• What is needed: Print the data exactly, leaving nothing out.

• Exercise input:
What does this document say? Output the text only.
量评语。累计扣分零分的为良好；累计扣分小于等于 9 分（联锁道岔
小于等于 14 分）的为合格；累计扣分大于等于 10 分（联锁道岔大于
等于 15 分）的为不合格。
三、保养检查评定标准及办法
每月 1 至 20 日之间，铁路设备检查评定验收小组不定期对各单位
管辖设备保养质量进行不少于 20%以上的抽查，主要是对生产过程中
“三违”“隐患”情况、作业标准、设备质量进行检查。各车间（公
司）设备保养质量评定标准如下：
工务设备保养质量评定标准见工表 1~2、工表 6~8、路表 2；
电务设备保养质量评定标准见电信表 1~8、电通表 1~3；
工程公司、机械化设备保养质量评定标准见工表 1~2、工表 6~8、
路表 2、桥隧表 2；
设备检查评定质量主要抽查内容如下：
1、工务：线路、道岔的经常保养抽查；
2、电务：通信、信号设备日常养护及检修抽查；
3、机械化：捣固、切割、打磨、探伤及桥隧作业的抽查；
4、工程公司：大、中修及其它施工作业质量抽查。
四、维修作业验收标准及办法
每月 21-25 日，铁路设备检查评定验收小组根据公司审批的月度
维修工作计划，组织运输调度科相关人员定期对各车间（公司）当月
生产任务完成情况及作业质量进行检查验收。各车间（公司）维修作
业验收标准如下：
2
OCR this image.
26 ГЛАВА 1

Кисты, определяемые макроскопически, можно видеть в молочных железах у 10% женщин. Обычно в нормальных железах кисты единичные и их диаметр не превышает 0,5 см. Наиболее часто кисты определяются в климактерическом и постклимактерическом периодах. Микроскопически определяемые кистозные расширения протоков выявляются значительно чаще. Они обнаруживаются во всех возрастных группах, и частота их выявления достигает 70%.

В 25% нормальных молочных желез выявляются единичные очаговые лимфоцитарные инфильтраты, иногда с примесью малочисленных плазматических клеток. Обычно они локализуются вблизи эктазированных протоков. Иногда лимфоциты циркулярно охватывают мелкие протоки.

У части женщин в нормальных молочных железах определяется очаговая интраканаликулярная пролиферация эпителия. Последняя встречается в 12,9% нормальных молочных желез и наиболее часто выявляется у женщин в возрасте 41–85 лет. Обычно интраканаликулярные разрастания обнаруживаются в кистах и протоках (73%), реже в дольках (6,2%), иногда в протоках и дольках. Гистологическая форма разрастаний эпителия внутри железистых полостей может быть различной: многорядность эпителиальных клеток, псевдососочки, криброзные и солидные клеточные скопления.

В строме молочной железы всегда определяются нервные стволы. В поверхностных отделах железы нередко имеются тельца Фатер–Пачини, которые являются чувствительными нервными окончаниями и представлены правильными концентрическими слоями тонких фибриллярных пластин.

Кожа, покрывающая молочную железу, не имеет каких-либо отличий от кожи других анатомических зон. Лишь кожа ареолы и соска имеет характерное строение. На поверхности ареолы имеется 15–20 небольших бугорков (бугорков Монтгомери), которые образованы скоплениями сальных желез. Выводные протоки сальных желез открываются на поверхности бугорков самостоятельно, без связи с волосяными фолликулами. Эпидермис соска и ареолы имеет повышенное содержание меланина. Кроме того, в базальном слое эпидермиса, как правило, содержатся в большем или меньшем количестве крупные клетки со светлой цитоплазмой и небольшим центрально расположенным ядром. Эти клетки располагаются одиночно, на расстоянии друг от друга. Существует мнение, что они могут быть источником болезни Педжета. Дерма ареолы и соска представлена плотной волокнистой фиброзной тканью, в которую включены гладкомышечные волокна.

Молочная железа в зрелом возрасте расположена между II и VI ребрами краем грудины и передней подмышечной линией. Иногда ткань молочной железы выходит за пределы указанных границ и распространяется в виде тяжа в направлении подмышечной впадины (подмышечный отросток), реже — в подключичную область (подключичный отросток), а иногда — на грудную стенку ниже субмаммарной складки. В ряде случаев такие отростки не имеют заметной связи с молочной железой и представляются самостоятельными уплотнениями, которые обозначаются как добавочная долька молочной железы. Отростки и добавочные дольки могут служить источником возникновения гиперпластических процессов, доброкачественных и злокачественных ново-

• Worked answer:
What does this document say? Output the text only.
量评语。累计扣分零分的为良好；累计扣分小于等于 9 分（联锁道岔
小于等于 14 分）的为合格；累计扣分大于等于 10 分（联锁道岔大于
等于 15 分）的为不合格。
三、保养检查评定标准及办法
每月 1 至 20 日之间，铁路设备检查评定验收小组不定期对各单位
管辖设备保养质量进行不少于 20%以上的抽查，主要是对生产过程中
“三违”“隐患”情况、作业标准、设备质量进行检查。各车间（公
司）设备保养质量评定标准如下：
工务设备保养质量评定标准见工表 1~2、工表 6~8、路表 2；
电务设备保养质量评定标准见电信表 1~8、电通表 1~3；
工程公司、机械化设备保养质量评定标准见工表 1~2、工表 6~8、
路表 2、桥隧表 2；
设备检查评定质量主要抽查内容如下：
1、工务：线路、道岔的经常保养抽查；
2、电务：通信、信号设备日常养护及检修抽查；
3、机械化：捣固、切割、打磨、探伤及桥隧作业的抽查；
4、工程公司：大、中修及其它施工作业质量抽查。
四、维修作业验收标准及办法
每月 21-25 日，铁路设备检查评定验收小组根据公司审批的月度
维修工作计划，组织运输调度科相关人员定期对各车间（公司）当月
生产任务完成情况及作业质量进行检查验收。各车间（公司）维修作
业验收标准如下：
2
OCR this image.
26 ГЛАВА 1

Кисты, определяемые макроскопически, можно видеть в молочных железах у 10% женщин. Обычно в нормальных железах кисты единичные и их диаметр не превышает 0,5 см. Наиболее часто кисты определяются в климактерическом и постклимактерическом периодах. Микроскопически определяемые кистозные расширения протоков выявляются значительно чаще. Они обнаруживаются во всех возрастных группах, и частота их выявления достигает 70%.

В 25% нормальных молочных желез выявляются единичные очаговые лимфоцитарные инфильтраты, иногда с примесью малочисленных плазматических клеток. Обычно они локализуются вблизи эктазированных протоков. Иногда лимфоциты циркулярно охватывают мелкие протоки.

У части женщин в нормальных молочных железах определяется очаговая интраканаликулярная пролиферация эпителия. Последняя встречается в 12,9% нормальных молочных желез и наиболее часто выявляется у женщин в возрасте 41–85 лет. Обычно интраканаликулярные разрастания обнаруживаются в кистах и протоках (73%), реже в дольках (6,2%), иногда в протоках и дольках. Гистологическая форма разрастаний эпителия внутри железистых полостей может быть различной: многорядность эпителиальных клеток, псевдососочки, криброзные и солидные клеточные скопления.

В строме молочной железы всегда определяются нервные стволы. В поверхностных отделах железы нередко имеются тельца Фатер–Пачини, которые являются чувствительными нервными окончаниями и представлены правильными концентрическими слоями тонких фибриллярных пластин.

Кожа, покрывающая молочную железу, не имеет каких-либо отличий от кожи других анатомических зон. Лишь кожа ареолы и соска имеет характерное строение. На поверхности ареолы имеется 15–20 небольших бугорков (бугорков Монтгомери), которые образованы скоплениями сальных желез. Выводные протоки сальных желез открываются на поверхности бугорков самостоятельно, без связи с волосяными фолликулами. Эпидермис соска и ареолы имеет повышенное содержание меланина. Кроме того, в базальном слое эпидермиса, как правило, содержатся в большем или меньшем количестве крупные клетки со светлой цитоплазмой и небольшим центрально расположенным ядром. Эти клетки располагаются одиночно, на расстоянии друг от друга. Существует мнение, что они могут быть источником болезни Педжета. Дерма ареолы и соска представлена плотной волокнистой фиброзной тканью, в которую включены гладкомышечные волокна.

Молочная железа в зрелом возрасте расположена между II и VI ребрами краем грудины и передней подмышечной линией. Иногда ткань молочной железы выходит за пределы указанных границ и распространяется в виде тяжа в направлении подмышечной впадины (подмышечный отросток), реже — в подключичную область (подключичный отросток), а иногда — на грудную стенку ниже субмаммарной складки. В ряде случаев такие отростки не имеют заметной связи с молочной железой и представляются самостоятельными уплотнениями, которые обозначаются как добавочная долька молочной железы. Отростки и добавочные дольки могут служить источником возникновения гиперпластических процессов, доброкачественных и злокачественных ново-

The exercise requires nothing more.